Определите, пожалуйста, согласуется ли с отрывком каждое из утверждений: 1. Базу успешных национальных революций закладывали ведущие мыслители своего времени. 2. Гуриев собирался эмигрировать из России. 3. В США вполне возможно появление нового Гарварда. На каждое ответьте «да» или «нет» и приведите решающие слова отрывка точной цитатой.

**Отрывок для чтения**
>>
Такая революционная перемена невозможна без революции в умах — открытое государство это дитя Просвещения, и его появление возможно только после распространения понимания принципиальной несовместимости стяжательской модели управления с долгосрочным развитием. Неудивительно, что базу успешных национальных революций закладывали ведущие мыслители своего времени — от Жана-Жака Руссо до Ёсиды Сёина. Университеты вообще, как правило, плодили революционные кадры. Ведь именно образованные студенты и выпускники наиболее сильно ощущали свою бесполезность для режима, построенного вокруг устоявшихся схем отъема и перераспределения прибыли. Одновременно, они более других были способны сформулировать, озвучить и донести до общества свои мысли.
В чём же отличие РЭШ? Почему институт, и сам его ректор, не оказались на острие интеллектуальной борьбы за обновление государства в соответствии с последними достижениями обществоведческой мысли? Отчасти, это наверное удобство современного мира — в 19-м веке даже немцу, оказавшемуся не при делах в феодальной Баварии, было бы сложновато перебраться в отреформированную Британию, а для японца такой путь был просто невозможен. Сейчас все проще - особенно русским, которые будучи носителями европейского наследия легко ассимилируются в любой западной стране. И действительно, сам Сонин как раз недавно писал о том, насколько активно успешные экономисты уезжают из страны. Зачем что-то менять здесь, если можно уехать и пользоваться результатами уже свершившейся национальной революции за границей?
Но значительно упавшая относительно 19-го века стоимость отъезда - это лишь часть ответа. Насколько я знаю, "ситуайен" Гуриев не собирался никуда эмигрировать, а намеревался строить ведущий институт по своей специальности именно в России. И успешно это делал. Эту мотивацию разделяют сотни тысяч успешных людей, которые понимают, что именно в своей стране, России, они способны осуществить нечто особенное, нечто новое и несравнимое в масштабах с теми достижениями, которые доступны им на Западе. Россия манит именно своей пустотой и незавершенностью. В США наверное уже никогда не появится новый Гарвард, но в России создать новое учебно-исследовательское заведение, способное превзойти все существующие — вполне возможно.
<<
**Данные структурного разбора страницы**
>>
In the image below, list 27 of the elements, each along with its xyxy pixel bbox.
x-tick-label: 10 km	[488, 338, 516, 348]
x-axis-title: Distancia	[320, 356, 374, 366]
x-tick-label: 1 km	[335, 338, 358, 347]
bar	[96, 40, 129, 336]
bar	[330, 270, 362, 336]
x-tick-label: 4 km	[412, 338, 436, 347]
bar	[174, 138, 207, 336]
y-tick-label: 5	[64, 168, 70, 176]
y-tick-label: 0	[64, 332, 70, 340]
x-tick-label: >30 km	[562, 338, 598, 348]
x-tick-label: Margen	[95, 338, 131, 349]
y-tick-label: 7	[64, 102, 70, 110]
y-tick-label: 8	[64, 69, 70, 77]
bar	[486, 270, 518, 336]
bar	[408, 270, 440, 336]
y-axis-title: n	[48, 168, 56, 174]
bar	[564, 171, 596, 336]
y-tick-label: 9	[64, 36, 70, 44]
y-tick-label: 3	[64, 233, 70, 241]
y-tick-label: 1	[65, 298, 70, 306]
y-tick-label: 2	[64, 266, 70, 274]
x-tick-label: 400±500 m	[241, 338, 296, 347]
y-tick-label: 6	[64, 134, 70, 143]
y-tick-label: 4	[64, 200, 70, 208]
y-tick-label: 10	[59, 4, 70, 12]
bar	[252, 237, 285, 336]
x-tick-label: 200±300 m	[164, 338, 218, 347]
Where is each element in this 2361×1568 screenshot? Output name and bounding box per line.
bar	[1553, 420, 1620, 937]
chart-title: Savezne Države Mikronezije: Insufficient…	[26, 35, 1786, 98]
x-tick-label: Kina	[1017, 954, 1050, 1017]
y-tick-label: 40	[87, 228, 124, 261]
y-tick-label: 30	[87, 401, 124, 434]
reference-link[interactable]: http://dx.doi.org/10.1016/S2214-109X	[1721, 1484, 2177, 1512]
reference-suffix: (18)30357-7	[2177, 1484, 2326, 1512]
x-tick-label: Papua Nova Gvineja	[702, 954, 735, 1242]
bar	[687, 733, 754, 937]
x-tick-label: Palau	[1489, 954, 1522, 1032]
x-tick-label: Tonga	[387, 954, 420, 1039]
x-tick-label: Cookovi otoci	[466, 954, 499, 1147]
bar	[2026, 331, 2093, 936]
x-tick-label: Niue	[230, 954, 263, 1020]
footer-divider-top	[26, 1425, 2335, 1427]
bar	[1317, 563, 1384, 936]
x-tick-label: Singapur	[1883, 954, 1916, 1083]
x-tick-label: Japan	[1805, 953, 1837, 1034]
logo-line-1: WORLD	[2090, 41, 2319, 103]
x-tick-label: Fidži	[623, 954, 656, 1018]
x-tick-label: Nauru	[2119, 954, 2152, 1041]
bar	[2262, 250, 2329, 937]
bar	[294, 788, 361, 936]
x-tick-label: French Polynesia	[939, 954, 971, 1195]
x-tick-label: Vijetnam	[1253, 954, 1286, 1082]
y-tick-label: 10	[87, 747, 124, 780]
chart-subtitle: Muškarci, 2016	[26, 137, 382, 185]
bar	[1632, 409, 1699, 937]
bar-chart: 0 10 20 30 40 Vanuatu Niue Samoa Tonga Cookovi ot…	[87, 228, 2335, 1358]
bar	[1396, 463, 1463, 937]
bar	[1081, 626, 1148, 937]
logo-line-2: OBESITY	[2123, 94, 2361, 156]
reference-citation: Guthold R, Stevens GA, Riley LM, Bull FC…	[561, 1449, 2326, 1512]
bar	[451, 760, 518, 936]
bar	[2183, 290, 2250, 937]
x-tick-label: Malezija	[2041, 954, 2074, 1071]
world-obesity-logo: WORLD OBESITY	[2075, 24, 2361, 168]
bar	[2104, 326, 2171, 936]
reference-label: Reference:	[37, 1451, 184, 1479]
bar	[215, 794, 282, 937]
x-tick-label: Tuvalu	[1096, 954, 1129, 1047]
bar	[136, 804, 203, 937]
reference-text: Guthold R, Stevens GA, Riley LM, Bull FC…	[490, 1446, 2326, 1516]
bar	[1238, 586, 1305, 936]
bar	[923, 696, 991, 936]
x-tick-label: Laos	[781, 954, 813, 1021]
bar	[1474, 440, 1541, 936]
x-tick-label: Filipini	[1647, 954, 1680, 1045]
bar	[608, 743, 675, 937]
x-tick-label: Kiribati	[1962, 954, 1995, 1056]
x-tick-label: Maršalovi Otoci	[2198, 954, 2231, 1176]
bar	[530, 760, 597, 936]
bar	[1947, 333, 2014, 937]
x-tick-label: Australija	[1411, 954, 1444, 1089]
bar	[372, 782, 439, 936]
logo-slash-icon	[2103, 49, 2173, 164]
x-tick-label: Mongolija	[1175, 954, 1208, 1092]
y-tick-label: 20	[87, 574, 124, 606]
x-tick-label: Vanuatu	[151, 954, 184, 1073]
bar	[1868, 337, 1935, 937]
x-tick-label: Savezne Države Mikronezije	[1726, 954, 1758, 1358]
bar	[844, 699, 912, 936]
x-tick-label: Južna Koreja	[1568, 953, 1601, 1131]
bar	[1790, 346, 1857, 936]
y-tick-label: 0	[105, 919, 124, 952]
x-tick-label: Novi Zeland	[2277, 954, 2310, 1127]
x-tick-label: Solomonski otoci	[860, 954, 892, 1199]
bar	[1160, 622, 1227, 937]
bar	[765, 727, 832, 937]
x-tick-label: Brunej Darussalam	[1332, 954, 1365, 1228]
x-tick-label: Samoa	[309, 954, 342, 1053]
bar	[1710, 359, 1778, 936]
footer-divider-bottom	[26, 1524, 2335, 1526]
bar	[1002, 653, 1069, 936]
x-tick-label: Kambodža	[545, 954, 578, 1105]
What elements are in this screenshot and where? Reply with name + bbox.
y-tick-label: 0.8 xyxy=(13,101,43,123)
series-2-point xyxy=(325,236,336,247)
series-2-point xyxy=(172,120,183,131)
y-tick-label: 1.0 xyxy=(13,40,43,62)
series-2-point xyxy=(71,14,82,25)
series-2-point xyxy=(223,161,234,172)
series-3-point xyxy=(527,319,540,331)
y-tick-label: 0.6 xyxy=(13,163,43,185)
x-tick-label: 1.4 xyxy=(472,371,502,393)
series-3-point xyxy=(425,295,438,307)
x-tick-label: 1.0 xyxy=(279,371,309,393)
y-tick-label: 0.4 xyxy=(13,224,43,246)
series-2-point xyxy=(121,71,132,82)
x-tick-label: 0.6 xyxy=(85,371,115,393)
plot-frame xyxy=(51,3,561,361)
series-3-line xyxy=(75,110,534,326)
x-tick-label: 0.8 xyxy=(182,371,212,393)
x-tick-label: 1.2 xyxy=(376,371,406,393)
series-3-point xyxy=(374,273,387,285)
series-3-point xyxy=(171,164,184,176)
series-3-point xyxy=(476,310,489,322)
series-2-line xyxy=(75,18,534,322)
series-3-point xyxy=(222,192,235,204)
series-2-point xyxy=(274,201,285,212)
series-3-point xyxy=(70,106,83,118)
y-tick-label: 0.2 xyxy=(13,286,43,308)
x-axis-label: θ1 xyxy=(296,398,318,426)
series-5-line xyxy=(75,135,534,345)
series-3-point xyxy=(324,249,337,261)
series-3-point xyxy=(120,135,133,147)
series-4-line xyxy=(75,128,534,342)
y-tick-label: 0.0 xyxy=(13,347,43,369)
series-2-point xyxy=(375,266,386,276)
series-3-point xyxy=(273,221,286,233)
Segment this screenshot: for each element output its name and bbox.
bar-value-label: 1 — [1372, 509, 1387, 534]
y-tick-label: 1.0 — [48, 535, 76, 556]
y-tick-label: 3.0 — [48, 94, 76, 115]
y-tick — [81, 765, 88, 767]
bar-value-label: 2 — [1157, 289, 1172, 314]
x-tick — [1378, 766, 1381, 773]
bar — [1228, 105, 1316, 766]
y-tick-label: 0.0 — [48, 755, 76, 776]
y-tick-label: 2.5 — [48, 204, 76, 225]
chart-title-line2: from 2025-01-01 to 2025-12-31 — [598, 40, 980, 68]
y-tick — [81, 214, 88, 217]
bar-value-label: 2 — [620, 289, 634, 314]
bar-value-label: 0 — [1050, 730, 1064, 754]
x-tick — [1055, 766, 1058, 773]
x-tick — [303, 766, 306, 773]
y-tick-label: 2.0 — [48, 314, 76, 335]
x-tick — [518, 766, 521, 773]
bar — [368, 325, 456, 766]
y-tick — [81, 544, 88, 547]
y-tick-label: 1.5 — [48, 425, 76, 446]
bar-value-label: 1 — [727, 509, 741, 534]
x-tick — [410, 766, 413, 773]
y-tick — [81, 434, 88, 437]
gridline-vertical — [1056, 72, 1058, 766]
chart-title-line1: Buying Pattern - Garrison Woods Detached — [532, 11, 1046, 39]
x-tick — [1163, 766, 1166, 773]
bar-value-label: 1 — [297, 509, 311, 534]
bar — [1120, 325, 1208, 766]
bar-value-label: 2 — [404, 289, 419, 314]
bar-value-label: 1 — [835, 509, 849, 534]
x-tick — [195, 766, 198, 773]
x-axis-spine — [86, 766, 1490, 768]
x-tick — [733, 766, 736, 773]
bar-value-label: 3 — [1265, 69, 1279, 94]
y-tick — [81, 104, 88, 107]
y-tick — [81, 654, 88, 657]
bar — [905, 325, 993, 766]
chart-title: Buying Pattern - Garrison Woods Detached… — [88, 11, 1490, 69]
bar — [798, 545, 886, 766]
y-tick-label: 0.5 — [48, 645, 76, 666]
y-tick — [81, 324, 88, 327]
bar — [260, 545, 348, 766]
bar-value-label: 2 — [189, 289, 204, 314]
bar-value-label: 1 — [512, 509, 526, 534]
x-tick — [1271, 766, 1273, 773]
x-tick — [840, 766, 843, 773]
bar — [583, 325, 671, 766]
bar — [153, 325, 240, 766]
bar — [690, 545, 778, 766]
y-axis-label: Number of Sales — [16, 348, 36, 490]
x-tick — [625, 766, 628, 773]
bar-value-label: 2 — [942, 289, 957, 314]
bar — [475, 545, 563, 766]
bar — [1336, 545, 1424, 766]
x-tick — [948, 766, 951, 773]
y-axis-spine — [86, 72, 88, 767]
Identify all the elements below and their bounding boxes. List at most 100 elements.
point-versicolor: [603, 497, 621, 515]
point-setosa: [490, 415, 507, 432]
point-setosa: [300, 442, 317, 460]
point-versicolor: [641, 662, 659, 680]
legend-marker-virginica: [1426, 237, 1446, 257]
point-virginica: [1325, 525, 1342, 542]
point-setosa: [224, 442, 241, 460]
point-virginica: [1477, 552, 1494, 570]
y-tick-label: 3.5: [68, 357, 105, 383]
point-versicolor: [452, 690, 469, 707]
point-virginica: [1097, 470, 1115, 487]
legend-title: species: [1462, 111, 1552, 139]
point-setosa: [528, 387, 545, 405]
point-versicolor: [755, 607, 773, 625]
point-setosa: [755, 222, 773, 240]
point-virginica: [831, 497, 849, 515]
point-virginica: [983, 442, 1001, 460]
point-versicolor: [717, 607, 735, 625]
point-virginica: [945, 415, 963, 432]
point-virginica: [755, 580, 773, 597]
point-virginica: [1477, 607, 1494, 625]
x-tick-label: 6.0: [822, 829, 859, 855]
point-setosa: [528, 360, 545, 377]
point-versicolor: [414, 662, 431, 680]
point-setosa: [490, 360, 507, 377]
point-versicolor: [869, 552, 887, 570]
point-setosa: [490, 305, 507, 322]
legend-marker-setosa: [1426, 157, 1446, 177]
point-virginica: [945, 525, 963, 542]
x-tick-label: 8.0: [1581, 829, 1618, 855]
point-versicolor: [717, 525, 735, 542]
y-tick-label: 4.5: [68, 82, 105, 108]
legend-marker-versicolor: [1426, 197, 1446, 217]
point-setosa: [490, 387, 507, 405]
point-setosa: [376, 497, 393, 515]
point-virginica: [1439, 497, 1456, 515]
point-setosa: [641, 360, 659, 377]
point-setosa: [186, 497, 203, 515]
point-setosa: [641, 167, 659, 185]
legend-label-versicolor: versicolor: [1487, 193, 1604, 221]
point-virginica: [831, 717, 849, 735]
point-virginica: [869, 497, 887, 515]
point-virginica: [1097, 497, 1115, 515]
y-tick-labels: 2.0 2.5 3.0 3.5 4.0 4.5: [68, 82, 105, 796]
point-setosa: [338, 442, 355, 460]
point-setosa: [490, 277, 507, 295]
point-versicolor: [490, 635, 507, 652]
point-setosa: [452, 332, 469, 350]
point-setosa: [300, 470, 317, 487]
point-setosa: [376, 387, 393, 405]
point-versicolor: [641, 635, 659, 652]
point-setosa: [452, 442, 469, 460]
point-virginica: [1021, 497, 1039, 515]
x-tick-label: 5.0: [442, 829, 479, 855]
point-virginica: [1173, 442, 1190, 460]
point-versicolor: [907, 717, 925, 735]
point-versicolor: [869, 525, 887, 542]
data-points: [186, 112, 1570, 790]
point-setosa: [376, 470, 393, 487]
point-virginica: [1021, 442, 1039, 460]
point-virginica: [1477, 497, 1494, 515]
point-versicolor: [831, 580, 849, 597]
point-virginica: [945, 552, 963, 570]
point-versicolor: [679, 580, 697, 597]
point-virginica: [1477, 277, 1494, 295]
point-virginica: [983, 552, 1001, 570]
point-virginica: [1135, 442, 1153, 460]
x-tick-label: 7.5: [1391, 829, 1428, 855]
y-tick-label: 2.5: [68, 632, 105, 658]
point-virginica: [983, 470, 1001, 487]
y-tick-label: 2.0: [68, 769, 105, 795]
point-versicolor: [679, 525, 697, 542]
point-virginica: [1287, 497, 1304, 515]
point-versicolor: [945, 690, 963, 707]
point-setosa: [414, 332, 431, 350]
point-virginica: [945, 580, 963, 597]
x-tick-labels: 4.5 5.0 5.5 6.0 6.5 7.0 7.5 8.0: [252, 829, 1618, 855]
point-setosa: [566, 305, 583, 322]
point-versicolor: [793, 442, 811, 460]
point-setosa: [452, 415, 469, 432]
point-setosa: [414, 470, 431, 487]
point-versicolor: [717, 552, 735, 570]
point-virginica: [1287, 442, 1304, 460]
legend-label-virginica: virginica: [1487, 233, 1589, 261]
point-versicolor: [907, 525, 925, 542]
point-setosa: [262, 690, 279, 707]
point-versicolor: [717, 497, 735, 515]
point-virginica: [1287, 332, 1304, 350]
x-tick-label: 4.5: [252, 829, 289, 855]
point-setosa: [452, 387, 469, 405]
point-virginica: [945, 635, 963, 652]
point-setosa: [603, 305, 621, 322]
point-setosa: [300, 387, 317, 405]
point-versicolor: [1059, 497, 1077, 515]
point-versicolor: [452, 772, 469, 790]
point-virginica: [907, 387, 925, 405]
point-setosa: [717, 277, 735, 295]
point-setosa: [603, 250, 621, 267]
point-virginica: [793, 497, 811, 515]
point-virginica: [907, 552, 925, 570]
<<
**Ответ ниже**
1. Да: «базу успешных национальных революций закладывали ведущие мыслители своего времени — от Жана-Жака Руссо до Ёсиды Сёина».
2. Нет: «"ситуайен" Гуриев не собирался никуда эмигрировать».
3. Нет: «В США наверное уже никогда не появится новый Гарвард».